Source data:
※

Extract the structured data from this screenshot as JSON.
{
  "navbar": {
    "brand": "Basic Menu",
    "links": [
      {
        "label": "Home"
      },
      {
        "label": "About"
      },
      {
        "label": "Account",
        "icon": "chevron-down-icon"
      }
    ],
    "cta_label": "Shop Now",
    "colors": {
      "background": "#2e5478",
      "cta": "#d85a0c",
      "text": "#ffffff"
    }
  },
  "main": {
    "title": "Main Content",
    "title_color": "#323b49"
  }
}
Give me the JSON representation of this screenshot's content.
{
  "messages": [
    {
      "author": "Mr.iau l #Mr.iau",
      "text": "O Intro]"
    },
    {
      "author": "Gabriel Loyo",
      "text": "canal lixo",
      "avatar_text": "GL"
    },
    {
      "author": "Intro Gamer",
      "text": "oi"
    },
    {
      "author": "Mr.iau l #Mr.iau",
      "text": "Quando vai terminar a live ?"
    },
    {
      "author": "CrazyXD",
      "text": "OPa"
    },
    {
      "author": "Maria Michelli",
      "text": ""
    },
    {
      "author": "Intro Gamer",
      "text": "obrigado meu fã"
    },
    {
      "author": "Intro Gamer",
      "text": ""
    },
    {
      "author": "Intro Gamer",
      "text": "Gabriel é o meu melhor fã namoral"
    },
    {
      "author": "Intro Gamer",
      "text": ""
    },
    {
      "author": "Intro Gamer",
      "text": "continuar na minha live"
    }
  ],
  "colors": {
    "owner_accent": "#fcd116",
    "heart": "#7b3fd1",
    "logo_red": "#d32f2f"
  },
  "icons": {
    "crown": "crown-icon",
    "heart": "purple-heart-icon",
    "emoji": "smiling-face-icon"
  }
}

※

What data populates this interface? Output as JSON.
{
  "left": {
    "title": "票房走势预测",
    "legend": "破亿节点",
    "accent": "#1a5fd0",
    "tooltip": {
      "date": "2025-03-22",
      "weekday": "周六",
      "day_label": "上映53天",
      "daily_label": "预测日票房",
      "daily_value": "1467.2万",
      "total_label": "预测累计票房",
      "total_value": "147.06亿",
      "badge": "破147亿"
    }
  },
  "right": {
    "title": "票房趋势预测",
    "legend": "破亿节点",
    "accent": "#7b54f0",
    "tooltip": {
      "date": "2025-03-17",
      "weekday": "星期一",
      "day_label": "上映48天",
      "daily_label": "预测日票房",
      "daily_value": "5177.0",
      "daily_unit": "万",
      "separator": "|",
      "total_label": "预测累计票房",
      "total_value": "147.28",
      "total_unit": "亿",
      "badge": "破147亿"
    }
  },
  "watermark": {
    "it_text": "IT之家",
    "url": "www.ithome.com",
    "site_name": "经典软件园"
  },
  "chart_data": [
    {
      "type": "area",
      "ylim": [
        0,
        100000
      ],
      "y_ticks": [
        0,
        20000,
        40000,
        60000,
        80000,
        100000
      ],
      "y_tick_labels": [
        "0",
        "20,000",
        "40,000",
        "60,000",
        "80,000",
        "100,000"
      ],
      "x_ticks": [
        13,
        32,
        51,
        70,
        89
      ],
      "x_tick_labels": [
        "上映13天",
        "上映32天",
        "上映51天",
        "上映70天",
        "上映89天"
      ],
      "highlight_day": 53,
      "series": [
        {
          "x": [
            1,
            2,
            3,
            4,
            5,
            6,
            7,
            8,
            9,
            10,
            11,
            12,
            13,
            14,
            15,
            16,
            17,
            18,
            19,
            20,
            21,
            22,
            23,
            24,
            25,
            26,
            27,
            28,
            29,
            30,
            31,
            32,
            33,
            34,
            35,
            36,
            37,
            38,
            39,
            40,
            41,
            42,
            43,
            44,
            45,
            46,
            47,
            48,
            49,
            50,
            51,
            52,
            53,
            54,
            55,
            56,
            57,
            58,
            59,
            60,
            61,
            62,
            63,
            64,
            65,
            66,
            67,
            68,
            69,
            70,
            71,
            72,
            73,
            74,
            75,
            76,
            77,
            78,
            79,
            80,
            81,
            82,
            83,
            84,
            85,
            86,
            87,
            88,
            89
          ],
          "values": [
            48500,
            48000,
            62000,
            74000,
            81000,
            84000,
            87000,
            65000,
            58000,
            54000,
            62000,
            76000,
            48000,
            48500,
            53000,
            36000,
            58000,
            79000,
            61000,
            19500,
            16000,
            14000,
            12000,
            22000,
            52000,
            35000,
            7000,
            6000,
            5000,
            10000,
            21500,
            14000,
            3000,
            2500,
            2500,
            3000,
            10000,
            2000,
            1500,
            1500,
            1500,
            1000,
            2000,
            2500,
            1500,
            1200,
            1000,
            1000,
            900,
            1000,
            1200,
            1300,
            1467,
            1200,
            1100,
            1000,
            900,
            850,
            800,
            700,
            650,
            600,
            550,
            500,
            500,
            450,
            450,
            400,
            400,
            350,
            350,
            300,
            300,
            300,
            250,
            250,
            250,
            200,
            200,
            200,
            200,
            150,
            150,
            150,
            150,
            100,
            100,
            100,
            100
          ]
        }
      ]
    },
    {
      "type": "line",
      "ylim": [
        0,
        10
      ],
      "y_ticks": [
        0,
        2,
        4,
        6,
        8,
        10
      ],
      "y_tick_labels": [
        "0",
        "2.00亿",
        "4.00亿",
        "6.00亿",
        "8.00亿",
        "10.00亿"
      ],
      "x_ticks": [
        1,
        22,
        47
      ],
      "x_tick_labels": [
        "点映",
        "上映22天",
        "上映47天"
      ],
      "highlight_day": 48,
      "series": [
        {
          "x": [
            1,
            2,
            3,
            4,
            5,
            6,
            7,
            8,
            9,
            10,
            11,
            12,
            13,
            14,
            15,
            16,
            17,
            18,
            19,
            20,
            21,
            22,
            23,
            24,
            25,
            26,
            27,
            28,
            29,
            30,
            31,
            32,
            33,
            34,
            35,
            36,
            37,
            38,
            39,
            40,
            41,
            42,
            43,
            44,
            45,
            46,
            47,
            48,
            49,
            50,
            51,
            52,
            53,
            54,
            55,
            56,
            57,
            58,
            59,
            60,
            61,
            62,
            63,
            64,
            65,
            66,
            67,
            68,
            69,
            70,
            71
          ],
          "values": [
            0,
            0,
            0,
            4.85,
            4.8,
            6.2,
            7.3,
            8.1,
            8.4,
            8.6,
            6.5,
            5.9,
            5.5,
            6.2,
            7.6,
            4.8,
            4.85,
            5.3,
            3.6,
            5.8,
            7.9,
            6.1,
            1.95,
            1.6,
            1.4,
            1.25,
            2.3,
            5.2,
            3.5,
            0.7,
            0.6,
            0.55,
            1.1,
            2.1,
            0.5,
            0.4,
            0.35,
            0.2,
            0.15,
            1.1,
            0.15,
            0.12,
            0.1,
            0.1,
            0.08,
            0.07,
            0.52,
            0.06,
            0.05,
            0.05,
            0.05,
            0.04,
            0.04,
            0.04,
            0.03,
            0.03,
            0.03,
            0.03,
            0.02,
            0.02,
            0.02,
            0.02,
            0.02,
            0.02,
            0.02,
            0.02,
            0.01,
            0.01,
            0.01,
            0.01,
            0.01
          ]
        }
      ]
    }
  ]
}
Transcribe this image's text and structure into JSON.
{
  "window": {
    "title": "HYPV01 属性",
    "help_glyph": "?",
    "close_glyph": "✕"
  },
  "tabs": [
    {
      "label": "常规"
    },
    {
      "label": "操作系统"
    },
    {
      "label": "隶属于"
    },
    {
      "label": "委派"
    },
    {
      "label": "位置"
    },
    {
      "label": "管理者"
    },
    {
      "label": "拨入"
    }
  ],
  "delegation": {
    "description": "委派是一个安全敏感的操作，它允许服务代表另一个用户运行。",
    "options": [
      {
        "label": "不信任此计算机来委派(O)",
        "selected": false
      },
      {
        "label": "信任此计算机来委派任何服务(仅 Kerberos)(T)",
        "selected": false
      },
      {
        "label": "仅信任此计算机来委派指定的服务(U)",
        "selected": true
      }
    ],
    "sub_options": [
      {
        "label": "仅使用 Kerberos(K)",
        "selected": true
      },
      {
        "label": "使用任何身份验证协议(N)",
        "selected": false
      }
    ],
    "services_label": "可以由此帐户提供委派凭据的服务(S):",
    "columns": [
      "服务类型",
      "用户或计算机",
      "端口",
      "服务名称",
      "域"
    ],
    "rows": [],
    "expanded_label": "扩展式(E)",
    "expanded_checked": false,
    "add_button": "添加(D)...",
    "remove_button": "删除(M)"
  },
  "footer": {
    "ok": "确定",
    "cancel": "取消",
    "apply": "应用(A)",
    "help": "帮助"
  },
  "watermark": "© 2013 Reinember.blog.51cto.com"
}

※

Written instruction:
Search the data for the string "screenshot". List each line that has it.

Complete answer:
Extract the structured data from this screenshot as JSON.
Give me the JSON representation of this screenshot's content.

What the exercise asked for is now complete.